Structured figure records
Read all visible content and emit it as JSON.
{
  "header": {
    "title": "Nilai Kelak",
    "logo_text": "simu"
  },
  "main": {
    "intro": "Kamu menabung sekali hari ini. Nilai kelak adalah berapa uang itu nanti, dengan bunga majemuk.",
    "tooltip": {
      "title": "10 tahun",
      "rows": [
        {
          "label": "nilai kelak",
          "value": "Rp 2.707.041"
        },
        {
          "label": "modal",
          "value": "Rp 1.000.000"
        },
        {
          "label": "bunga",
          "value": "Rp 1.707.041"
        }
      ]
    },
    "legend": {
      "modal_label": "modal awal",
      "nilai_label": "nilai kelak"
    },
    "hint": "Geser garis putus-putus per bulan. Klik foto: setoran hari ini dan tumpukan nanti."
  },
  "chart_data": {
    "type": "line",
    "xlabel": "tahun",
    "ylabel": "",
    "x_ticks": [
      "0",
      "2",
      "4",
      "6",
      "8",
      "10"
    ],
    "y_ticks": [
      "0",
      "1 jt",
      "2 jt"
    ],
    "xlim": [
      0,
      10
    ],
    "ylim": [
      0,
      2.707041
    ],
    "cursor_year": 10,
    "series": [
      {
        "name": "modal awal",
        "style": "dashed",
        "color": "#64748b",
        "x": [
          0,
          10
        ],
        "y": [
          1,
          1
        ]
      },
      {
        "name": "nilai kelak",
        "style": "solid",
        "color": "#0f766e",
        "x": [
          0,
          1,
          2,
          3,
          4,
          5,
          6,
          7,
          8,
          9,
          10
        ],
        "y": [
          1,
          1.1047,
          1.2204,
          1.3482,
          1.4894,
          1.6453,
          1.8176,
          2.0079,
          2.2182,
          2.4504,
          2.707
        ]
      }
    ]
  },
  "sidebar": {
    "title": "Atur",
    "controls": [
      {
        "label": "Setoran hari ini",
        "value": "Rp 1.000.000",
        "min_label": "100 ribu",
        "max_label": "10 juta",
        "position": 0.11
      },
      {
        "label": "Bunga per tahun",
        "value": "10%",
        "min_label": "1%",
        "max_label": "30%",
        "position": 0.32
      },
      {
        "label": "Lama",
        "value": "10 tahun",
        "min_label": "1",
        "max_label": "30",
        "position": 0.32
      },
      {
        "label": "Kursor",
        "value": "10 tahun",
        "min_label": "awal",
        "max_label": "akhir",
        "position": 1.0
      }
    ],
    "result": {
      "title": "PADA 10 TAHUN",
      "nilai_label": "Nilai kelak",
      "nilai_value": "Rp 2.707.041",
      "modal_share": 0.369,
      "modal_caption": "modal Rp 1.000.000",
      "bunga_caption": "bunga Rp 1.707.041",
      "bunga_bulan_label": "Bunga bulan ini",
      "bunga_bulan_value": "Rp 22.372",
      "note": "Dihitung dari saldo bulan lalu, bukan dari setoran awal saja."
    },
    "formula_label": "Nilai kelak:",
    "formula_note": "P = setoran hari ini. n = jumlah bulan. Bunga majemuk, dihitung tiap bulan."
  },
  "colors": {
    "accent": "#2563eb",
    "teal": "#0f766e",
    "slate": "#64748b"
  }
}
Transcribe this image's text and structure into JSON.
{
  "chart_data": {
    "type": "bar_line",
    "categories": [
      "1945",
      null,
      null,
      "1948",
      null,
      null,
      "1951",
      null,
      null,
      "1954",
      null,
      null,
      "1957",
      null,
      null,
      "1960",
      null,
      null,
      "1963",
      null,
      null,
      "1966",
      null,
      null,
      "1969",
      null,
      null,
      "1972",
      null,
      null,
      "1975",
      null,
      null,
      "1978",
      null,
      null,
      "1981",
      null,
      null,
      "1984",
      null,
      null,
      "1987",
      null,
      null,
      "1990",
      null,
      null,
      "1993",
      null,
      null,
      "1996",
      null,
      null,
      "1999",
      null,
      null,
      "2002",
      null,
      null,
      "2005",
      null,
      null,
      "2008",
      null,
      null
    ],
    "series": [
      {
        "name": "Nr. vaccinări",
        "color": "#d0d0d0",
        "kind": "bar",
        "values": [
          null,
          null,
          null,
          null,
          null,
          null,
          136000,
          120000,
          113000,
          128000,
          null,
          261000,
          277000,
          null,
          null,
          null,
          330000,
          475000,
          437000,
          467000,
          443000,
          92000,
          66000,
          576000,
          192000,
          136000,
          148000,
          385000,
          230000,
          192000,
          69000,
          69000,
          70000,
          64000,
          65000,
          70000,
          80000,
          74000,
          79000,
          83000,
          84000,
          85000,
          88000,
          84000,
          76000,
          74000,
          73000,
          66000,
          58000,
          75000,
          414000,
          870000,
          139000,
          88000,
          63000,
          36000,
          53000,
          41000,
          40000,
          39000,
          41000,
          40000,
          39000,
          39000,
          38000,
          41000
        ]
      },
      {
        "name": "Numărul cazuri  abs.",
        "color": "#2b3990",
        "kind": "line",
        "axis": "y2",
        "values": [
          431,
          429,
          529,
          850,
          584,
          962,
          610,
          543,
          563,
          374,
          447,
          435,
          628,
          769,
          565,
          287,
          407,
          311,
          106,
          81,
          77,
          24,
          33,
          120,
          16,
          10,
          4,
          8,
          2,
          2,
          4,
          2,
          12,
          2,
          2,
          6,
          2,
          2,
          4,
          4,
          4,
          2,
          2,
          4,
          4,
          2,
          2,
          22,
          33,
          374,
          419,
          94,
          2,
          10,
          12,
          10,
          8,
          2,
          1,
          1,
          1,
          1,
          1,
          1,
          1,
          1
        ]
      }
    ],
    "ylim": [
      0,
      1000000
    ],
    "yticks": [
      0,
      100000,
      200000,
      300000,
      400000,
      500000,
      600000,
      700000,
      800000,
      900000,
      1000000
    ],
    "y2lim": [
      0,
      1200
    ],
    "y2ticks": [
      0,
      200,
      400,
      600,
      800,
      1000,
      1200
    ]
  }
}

_Direction_: Each entry above is to be quoted exactly.

_Written answer_:
Read all visible content and emit it as JSON.
{
  "header": {
    "title": "Nilai Kelak",
    "logo_text": "simu"
  },
  "main": {
    "intro": "Kamu menabung sekali hari ini. Nilai kelak adalah berapa uang itu nanti, dengan bunga majemuk.",
    "tooltip": {
      "title": "10 tahun",
      "rows": [
        {
          "label": "nilai kelak",
          "value": "Rp 2.707.041"
        },
        {
          "label": "modal",
          "value": "Rp 1.000.000"
        },
        {
          "label": "bunga",
          "value": "Rp 1.707.041"
        }
      ]
    },
    "legend": {
      "modal_label": "modal awal",
      "nilai_label": "nilai kelak"
    },
    "hint": "Geser garis putus-putus per bulan. Klik foto: setoran hari ini dan tumpukan nanti."
  },
  "chart_data": {
    "type": "line",
    "xlabel": "tahun",
    "ylabel": "",
    "x_ticks": [
      "0",
      "2",
      "4",
      "6",
      "8",
      "10"
    ],
    "y_ticks": [
      "0",
      "1 jt",
      "2 jt"
    ],
    "xlim": [
      0,
      10
    ],
    "ylim": [
      0,
      2.707041
    ],
    "cursor_year": 10,
    "series": [
      {
        "name": "modal awal",
        "style": "dashed",
        "color": "#64748b",
        "x": [
          0,
          10
        ],
        "y": [
          1,
          1
        ]
      },
      {
        "name": "nilai kelak",
        "style": "solid",
        "color": "#0f766e",
        "x": [
          0,
          1,
          2,
          3,
          4,
          5,
          6,
          7,
          8,
          9,
          10
        ],
        "y": [
          1,
          1.1047,
          1.2204,
          1.3482,
          1.4894,
          1.6453,
          1.8176,
          2.0079,
          2.2182,
          2.4504,
          2.707
        ]
      }
    ]
  },
  "sidebar": {
    "title": "Atur",
    "controls": [
      {
        "label": "Setoran hari ini",
        "value": "Rp 1.000.000",
        "min_label": "100 ribu",
        "max_label": "10 juta",
        "position": 0.11
      },
      {
        "label": "Bunga per tahun",
        "value": "10%",
        "min_label": "1%",
        "max_label": "30%",
        "position": 0.32
      },
      {
        "label": "Lama",
        "value": "10 tahun",
        "min_label": "1",
        "max_label": "30",
        "position": 0.32
      },
      {
        "label": "Kursor",
        "value": "10 tahun",
        "min_label": "awal",
        "max_label": "akhir",
        "position": 1.0
      }
    ],
    "result": {
      "title": "PADA 10 TAHUN",
      "nilai_label": "Nilai kelak",
      "nilai_value": "Rp 2.707.041",
      "modal_share": 0.369,
      "modal_caption": "modal Rp 1.000.000",
      "bunga_caption": "bunga Rp 1.707.041",
      "bunga_bulan_label": "Bunga bulan ini",
      "bunga_bulan_value": "Rp 22.372",
      "note": "Dihitung dari saldo bulan lalu, bukan dari setoran awal saja."
    },
    "formula_label": "Nilai kelak:",
    "formula_note": "P = setoran hari ini. n = jumlah bulan. Bunga majemuk, dihitung tiap bulan."
  },
  "colors": {
    "accent": "#2563eb",
    "teal": "#0f766e",
    "slate": "#64748b"
  }
}
Transcribe this image's text and structure into JSON.
{
  "chart_data": {
    "type": "bar_line",
    "categories": [
      "1945",
      null,
      null,
      "1948",
      null,
      null,
      "1951",
      null,
      null,
      "1954",
      null,
      null,
      "1957",
      null,
      null,
      "1960",
      null,
      null,
      "1963",
      null,
      null,
      "1966",
      null,
      null,
      "1969",
      null,
      null,
      "1972",
      null,
      null,
      "1975",
      null,
      null,
      "1978",
      null,
      null,
      "1981",
      null,
      null,
      "1984",
      null,
      null,
      "1987",
      null,
      null,
      "1990",
      null,
      null,
      "1993",
      null,
      null,
      "1996",
      null,
      null,
      "1999",
      null,
      null,
      "2002",
      null,
      null,
      "2005",
      null,
      null,
      "2008",
      null,
      null
    ],
    "series": [
      {
        "name": "Nr. vaccinări",
        "color": "#d0d0d0",
        "kind": "bar",
        "values": [
          null,
          null,
          null,
          null,
          null,
          null,
          136000,
          120000,
          113000,
          128000,
          null,
          261000,
          277000,
          null,
          null,
          null,
          330000,
          475000,
          437000,
          467000,
          443000,
          92000,
          66000,
          576000,
          192000,
          136000,
          148000,
          385000,
          230000,
          192000,
          69000,
          69000,
          70000,
          64000,
          65000,
          70000,
          80000,
          74000,
          79000,
          83000,
          84000,
          85000,
          88000,
          84000,
          76000,
          74000,
          73000,
          66000,
          58000,
          75000,
          414000,
          870000,
          139000,
          88000,
          63000,
          36000,
          53000,
          41000,
          40000,
          39000,
          41000,
          40000,
          39000,
          39000,
          38000,
          41000
        ]
      },
      {
        "name": "Numărul cazuri  abs.",
        "color": "#2b3990",
        "kind": "line",
        "axis": "y2",
        "values": [
          431,
          429,
          529,
          850,
          584,
          962,
          610,
          543,
          563,
          374,
          447,
          435,
          628,
          769,
          565,
          287,
          407,
          311,
          106,
          81,
          77,
          24,
          33,
          120,
          16,
          10,
          4,
          8,
          2,
          2,
          4,
          2,
          12,
          2,
          2,
          6,
          2,
          2,
          4,
          4,
          4,
          2,
          2,
          4,
          4,
          2,
          2,
          22,
          33,
          374,
          419,
          94,
          2,
          10,
          12,
          10,
          8,
          2,
          1,
          1,
          1,
          1,
          1,
          1,
          1,
          1
        ]
      }
    ],
    "ylim": [
      0,
      1000000
    ],
    "yticks": [
      0,
      100000,
      200000,
      300000,
      400000,
      500000,
      600000,
      700000,
      800000,
      900000,
      1000000
    ],
    "y2lim": [
      0,
      1200
    ],
    "y2ticks": [
      0,
      200,
      400,
      600,
      800,
      1000,
      1200
    ]
  }
}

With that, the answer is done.